## Brief
Pull out every line of the listing below where "title" appears.

## Records for the exercise
-------

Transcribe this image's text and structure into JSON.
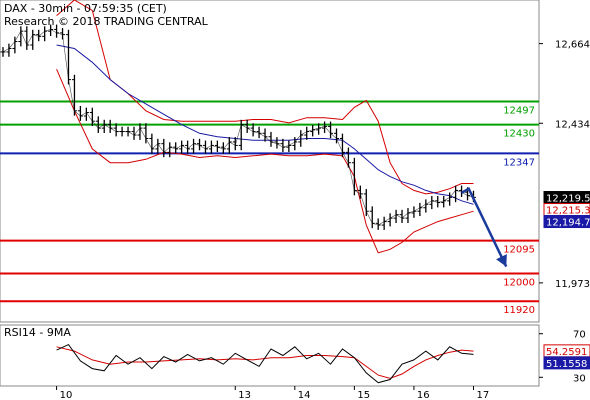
{
  "header": {
    "title": "DAX - 30min - 07:59:35 (CET)",
    "credit": "Research © 2018 TRADING CENTRAL"
  },
  "colors": {
    "price": "#000000",
    "bollinger": "#d40000",
    "ma": "#1a1aa6",
    "support_lines": "#e00000",
    "resistance_lines": "#00a000",
    "pivot": "#1020b0",
    "arrow": "#1a3a9c",
    "rsi": "#000000",
    "rsi_signal": "#d40000"
  },
  "chart_data": [
    {
      "type": "line",
      "title": "DAX - 30min",
      "ylim": [
        11860,
        12790
      ],
      "y_ticks": [
        {
          "value": 12664,
          "label": "12,664"
        },
        {
          "value": 12434,
          "label": "12,434"
        },
        {
          "value": 11973,
          "label": "11,973"
        }
      ],
      "x_ticks": [
        {
          "x": 10,
          "label": "10"
        },
        {
          "x": 13,
          "label": "13"
        },
        {
          "x": 14,
          "label": "14"
        },
        {
          "x": 15,
          "label": "15"
        },
        {
          "x": 16,
          "label": "16"
        },
        {
          "x": 17,
          "label": "17"
        }
      ],
      "xlim": [
        9.05,
        18.1
      ],
      "levels": [
        {
          "value": 12497,
          "label": "12497",
          "kind": "resistance"
        },
        {
          "value": 12430,
          "label": "12430",
          "kind": "resistance"
        },
        {
          "value": 12347,
          "label": "12347",
          "kind": "pivot"
        },
        {
          "value": 12095,
          "label": "12095",
          "kind": "support"
        },
        {
          "value": 12000,
          "label": "12000",
          "kind": "support"
        },
        {
          "value": 11920,
          "label": "11920",
          "kind": "support"
        }
      ],
      "last_values": [
        {
          "value": 12219.5,
          "label": "12,219.5",
          "kind": "price"
        },
        {
          "value": 12215.3,
          "label": "12,215.3",
          "kind": "bollinger"
        },
        {
          "value": 12194.7,
          "label": "12,194.7",
          "kind": "ma"
        }
      ],
      "series": [
        {
          "key": "close",
          "x": [
            9.1,
            9.2,
            9.3,
            9.4,
            9.5,
            9.6,
            9.7,
            9.8,
            9.9,
            10.0,
            10.1,
            10.2,
            10.3,
            10.4,
            10.5,
            10.6,
            10.7,
            10.8,
            10.9,
            11.0,
            11.1,
            11.2,
            11.3,
            11.4,
            11.5,
            11.6,
            11.7,
            11.8,
            11.9,
            12.0,
            12.1,
            12.2,
            12.3,
            12.4,
            12.5,
            12.6,
            12.7,
            12.8,
            12.9,
            13.0,
            13.1,
            13.2,
            13.3,
            13.4,
            13.5,
            13.6,
            13.7,
            13.8,
            13.9,
            14.0,
            14.1,
            14.2,
            14.3,
            14.4,
            14.5,
            14.6,
            14.7,
            14.8,
            14.9,
            15.0,
            15.1,
            15.2,
            15.3,
            15.4,
            15.5,
            15.6,
            15.7,
            15.8,
            15.9,
            16.0,
            16.1,
            16.2,
            16.3,
            16.4,
            16.5,
            16.6,
            16.7,
            16.8,
            16.9,
            17.0
          ],
          "y": [
            12640,
            12650,
            12670,
            12700,
            12660,
            12690,
            12685,
            12700,
            12705,
            12695,
            12690,
            12560,
            12470,
            12455,
            12465,
            12440,
            12420,
            12430,
            12420,
            12410,
            12410,
            12410,
            12400,
            12420,
            12390,
            12360,
            12375,
            12350,
            12365,
            12360,
            12370,
            12360,
            12375,
            12370,
            12360,
            12370,
            12365,
            12360,
            12380,
            12370,
            12430,
            12420,
            12410,
            12405,
            12395,
            12380,
            12375,
            12365,
            12370,
            12380,
            12400,
            12410,
            12415,
            12420,
            12425,
            12405,
            12390,
            12350,
            12320,
            12240,
            12230,
            12180,
            12145,
            12140,
            12150,
            12160,
            12170,
            12160,
            12175,
            12180,
            12190,
            12200,
            12210,
            12205,
            12210,
            12220,
            12240,
            12235,
            12225,
            12220
          ]
        },
        {
          "key": "bb_upper",
          "x": [
            10.0,
            10.3,
            10.6,
            10.9,
            11.2,
            11.5,
            11.8,
            12.1,
            12.4,
            12.7,
            13.0,
            13.3,
            13.6,
            13.9,
            14.2,
            14.5,
            14.8,
            15.0,
            15.2,
            15.4,
            15.6,
            15.8,
            16.0,
            16.2,
            16.4,
            16.6,
            16.8,
            17.0
          ],
          "y": [
            12745,
            12790,
            12760,
            12560,
            12520,
            12470,
            12445,
            12440,
            12440,
            12440,
            12440,
            12445,
            12445,
            12435,
            12450,
            12450,
            12445,
            12480,
            12500,
            12440,
            12320,
            12260,
            12240,
            12230,
            12235,
            12245,
            12260,
            12260
          ]
        },
        {
          "key": "bb_lower",
          "x": [
            10.0,
            10.3,
            10.6,
            10.9,
            11.2,
            11.5,
            11.8,
            12.1,
            12.4,
            12.7,
            13.0,
            13.3,
            13.6,
            13.9,
            14.2,
            14.5,
            14.8,
            15.0,
            15.2,
            15.4,
            15.6,
            15.8,
            16.0,
            16.2,
            16.4,
            16.6,
            16.8,
            17.0
          ],
          "y": [
            12590,
            12470,
            12360,
            12320,
            12320,
            12330,
            12350,
            12345,
            12335,
            12340,
            12335,
            12340,
            12345,
            12340,
            12340,
            12345,
            12340,
            12280,
            12140,
            12060,
            12070,
            12090,
            12120,
            12135,
            12150,
            12160,
            12170,
            12180
          ]
        },
        {
          "key": "ma",
          "x": [
            10.0,
            10.3,
            10.6,
            10.9,
            11.2,
            11.5,
            11.8,
            12.1,
            12.4,
            12.7,
            13.0,
            13.3,
            13.6,
            13.9,
            14.2,
            14.5,
            14.8,
            15.0,
            15.2,
            15.4,
            15.6,
            15.8,
            16.0,
            16.2,
            16.4,
            16.6,
            16.8,
            17.0
          ],
          "y": [
            12660,
            12650,
            12610,
            12560,
            12520,
            12490,
            12460,
            12430,
            12405,
            12395,
            12390,
            12385,
            12385,
            12385,
            12390,
            12390,
            12385,
            12360,
            12330,
            12300,
            12280,
            12265,
            12255,
            12240,
            12230,
            12225,
            12210,
            12200
          ]
        }
      ],
      "forecast": {
        "from": [
          16.92,
          12245
        ],
        "to": [
          17.55,
          12020
        ]
      }
    },
    {
      "type": "line",
      "title": "RSI14 - 9MA",
      "ylim": [
        22,
        78
      ],
      "y_ticks": [
        {
          "value": 70,
          "label": "70"
        },
        {
          "value": 30,
          "label": "30"
        }
      ],
      "last_values": [
        {
          "value": 54.2591,
          "label": "54.2591",
          "kind": "signal"
        },
        {
          "value": 51.1558,
          "label": "51.1558",
          "kind": "rsi"
        }
      ],
      "series": [
        {
          "key": "rsi",
          "x": [
            10.0,
            10.2,
            10.4,
            10.6,
            10.8,
            11.0,
            11.2,
            11.4,
            11.6,
            11.8,
            12.0,
            12.2,
            12.4,
            12.6,
            12.8,
            13.0,
            13.2,
            13.4,
            13.6,
            13.8,
            14.0,
            14.2,
            14.4,
            14.6,
            14.8,
            15.0,
            15.2,
            15.4,
            15.6,
            15.8,
            16.0,
            16.2,
            16.4,
            16.6,
            16.8,
            17.0
          ],
          "y": [
            55,
            60,
            45,
            38,
            36,
            50,
            42,
            48,
            38,
            49,
            44,
            51,
            45,
            48,
            42,
            52,
            46,
            40,
            56,
            50,
            58,
            47,
            52,
            42,
            56,
            48,
            34,
            25,
            28,
            42,
            46,
            54,
            46,
            58,
            52,
            51
          ]
        },
        {
          "key": "signal",
          "x": [
            10.0,
            10.3,
            10.6,
            10.9,
            11.2,
            11.5,
            11.8,
            12.1,
            12.4,
            12.7,
            13.0,
            13.3,
            13.6,
            13.9,
            14.2,
            14.5,
            14.8,
            15.0,
            15.2,
            15.4,
            15.6,
            15.8,
            16.0,
            16.2,
            16.4,
            16.6,
            16.8,
            17.0
          ],
          "y": [
            58,
            54,
            46,
            42,
            44,
            44,
            45,
            46,
            47,
            46,
            47,
            46,
            48,
            48,
            50,
            50,
            49,
            48,
            40,
            32,
            29,
            33,
            40,
            46,
            50,
            53,
            55,
            54
          ]
        }
      ]
    }
  ]
}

-------

## The result
    "title": "DAX - 30min - 07:59:35 (CET)",
      "title": "DAX - 30min",
      "title": "RSI14 - 9MA",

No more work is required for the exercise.